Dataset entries
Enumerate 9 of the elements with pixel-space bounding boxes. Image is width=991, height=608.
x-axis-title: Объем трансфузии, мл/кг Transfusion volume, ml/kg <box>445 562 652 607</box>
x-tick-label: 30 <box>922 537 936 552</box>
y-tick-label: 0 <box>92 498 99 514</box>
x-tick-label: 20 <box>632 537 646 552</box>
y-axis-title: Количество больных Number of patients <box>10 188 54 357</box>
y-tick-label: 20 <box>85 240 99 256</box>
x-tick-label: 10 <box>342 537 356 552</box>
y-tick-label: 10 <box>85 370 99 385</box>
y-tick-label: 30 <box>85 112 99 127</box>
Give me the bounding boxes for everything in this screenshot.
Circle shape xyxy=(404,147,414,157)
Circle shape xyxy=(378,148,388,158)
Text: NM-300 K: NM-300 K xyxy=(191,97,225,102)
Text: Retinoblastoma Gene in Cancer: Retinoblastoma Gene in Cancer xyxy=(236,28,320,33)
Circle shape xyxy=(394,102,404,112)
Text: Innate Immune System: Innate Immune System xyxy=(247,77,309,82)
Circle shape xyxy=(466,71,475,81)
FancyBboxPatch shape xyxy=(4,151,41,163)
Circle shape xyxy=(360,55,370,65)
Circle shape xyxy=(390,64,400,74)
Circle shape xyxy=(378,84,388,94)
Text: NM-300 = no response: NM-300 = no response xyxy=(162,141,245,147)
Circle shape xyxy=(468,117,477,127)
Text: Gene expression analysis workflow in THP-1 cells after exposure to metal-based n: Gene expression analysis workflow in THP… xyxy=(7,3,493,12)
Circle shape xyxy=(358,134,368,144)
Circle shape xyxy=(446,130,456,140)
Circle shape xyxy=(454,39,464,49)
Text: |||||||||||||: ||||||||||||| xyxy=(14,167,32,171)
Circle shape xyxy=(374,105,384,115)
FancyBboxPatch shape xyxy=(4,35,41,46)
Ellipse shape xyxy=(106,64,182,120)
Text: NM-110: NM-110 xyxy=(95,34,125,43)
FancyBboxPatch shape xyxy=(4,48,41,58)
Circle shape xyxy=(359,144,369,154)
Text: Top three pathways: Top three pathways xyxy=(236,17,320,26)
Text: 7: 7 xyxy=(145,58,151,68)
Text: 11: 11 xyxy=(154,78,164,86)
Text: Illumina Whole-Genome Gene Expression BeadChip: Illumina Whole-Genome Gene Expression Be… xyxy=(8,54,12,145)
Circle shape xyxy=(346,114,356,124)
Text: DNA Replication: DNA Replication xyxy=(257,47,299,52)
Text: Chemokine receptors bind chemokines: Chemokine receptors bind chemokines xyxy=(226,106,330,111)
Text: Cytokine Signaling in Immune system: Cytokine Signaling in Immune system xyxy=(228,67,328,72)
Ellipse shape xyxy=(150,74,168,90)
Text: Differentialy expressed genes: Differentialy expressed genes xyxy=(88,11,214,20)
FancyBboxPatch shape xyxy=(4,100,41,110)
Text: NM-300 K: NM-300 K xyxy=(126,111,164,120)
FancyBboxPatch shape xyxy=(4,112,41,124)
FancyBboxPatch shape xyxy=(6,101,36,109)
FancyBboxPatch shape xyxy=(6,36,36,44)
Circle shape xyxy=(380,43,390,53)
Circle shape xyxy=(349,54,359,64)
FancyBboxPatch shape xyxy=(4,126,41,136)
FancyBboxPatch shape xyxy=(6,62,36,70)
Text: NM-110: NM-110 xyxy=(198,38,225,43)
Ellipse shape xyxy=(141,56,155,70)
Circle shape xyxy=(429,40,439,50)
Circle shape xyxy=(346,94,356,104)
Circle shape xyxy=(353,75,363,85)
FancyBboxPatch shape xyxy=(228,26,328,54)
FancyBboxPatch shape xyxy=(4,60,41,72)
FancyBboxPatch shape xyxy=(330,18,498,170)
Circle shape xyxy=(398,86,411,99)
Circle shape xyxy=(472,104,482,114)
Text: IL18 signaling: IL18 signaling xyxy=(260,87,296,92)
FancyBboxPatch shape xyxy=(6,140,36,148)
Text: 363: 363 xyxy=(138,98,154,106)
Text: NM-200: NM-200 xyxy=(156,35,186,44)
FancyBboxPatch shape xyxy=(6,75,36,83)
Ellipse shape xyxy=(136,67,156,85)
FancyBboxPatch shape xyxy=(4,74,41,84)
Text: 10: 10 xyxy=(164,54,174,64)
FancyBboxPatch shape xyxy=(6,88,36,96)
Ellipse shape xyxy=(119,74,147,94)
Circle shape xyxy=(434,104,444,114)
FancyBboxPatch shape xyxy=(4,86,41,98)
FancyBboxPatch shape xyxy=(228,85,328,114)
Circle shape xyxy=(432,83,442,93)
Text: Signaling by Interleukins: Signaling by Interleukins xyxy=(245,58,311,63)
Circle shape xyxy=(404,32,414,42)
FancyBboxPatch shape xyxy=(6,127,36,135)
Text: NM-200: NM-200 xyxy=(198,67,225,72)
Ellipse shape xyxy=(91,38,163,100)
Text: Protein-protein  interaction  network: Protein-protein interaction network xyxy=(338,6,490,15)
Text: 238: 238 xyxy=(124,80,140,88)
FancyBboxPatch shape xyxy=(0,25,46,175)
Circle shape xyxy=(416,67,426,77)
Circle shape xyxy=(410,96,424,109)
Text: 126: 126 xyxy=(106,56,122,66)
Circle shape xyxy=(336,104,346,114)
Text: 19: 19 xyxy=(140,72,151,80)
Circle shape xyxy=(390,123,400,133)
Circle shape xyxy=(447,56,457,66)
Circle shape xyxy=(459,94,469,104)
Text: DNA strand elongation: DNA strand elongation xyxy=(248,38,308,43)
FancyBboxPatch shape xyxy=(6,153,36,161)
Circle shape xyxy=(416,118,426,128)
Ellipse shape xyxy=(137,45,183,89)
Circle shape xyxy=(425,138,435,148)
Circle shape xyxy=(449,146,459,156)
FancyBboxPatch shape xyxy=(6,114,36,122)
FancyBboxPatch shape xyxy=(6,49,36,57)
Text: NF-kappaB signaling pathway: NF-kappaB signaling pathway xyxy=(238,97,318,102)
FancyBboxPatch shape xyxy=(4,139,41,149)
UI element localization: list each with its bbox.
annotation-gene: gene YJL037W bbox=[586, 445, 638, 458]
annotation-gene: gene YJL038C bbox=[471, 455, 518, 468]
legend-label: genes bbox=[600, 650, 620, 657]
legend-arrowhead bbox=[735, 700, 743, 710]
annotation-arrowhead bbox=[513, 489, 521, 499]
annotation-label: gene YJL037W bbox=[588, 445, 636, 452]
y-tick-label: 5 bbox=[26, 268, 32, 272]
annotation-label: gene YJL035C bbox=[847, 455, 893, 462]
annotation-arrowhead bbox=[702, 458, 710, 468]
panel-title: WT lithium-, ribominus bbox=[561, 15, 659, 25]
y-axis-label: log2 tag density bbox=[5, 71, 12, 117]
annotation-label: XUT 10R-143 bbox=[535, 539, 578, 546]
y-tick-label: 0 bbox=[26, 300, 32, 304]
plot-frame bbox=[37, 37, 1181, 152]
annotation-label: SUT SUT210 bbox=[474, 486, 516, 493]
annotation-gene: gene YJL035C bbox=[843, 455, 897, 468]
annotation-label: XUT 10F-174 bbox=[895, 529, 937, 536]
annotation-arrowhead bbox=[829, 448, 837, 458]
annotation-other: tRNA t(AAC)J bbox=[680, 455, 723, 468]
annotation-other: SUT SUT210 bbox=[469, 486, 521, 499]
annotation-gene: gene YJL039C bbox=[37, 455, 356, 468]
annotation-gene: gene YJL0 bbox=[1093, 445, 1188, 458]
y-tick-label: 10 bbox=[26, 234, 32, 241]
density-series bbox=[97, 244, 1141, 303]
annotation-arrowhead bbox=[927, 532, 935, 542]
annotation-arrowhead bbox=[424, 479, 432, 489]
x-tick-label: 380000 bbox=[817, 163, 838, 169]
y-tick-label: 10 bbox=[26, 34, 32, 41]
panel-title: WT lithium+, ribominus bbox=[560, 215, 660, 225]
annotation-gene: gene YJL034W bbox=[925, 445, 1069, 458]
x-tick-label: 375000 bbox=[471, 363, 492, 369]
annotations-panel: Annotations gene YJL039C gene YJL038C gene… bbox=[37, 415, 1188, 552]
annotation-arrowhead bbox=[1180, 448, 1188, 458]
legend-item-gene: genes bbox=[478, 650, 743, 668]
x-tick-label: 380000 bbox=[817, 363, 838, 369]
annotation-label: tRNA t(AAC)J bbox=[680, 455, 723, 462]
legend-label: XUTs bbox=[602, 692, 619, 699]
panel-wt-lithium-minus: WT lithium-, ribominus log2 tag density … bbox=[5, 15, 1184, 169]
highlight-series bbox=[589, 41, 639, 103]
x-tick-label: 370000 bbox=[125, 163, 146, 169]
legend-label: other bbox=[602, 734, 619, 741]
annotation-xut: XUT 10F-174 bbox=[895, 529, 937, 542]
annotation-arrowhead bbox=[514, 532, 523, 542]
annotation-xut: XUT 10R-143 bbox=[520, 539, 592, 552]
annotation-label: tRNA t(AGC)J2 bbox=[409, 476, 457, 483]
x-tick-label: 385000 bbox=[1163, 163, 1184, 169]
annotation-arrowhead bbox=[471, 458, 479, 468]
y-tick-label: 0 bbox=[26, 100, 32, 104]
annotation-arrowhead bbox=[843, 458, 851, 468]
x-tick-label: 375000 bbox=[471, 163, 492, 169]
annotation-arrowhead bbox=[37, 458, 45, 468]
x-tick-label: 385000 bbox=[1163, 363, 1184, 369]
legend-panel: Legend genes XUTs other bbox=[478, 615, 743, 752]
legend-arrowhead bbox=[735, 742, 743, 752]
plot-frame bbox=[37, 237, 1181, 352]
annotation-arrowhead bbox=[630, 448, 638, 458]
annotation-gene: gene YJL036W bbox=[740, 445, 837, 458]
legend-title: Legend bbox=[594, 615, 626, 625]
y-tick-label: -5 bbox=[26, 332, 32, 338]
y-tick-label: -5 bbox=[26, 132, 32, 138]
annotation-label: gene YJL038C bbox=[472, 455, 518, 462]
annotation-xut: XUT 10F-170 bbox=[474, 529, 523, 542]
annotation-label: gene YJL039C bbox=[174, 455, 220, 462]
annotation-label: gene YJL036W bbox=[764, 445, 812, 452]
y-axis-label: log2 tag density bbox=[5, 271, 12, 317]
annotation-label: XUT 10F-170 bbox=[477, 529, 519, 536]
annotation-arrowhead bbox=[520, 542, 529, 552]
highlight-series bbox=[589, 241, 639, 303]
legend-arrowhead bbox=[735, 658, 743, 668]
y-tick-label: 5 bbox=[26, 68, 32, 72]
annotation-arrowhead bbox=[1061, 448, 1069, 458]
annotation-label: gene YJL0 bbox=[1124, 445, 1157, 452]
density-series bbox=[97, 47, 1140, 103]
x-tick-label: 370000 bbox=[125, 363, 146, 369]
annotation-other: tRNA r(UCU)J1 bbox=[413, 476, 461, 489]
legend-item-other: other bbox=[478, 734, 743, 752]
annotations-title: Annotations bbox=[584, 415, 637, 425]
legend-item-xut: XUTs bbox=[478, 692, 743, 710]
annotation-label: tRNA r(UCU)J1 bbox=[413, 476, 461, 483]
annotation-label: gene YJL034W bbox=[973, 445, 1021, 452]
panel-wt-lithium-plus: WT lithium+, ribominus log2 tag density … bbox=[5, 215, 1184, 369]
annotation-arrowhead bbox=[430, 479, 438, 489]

- [Exercise instructions] As you read the records above, find each line that contains "density" and copy it.

- [Response]
y-axis-label: log2 tag density bbox=[5, 71, 12, 117]
density-series bbox=[97, 244, 1141, 303]
panel-wt-lithium-minus: WT lithium-, ribominus log2 tag density … bbox=[5, 15, 1184, 169]
y-axis-label: log2 tag density bbox=[5, 271, 12, 317]
density-series bbox=[97, 47, 1140, 103]
panel-wt-lithium-plus: WT lithium+, ribominus log2 tag density … bbox=[5, 215, 1184, 369]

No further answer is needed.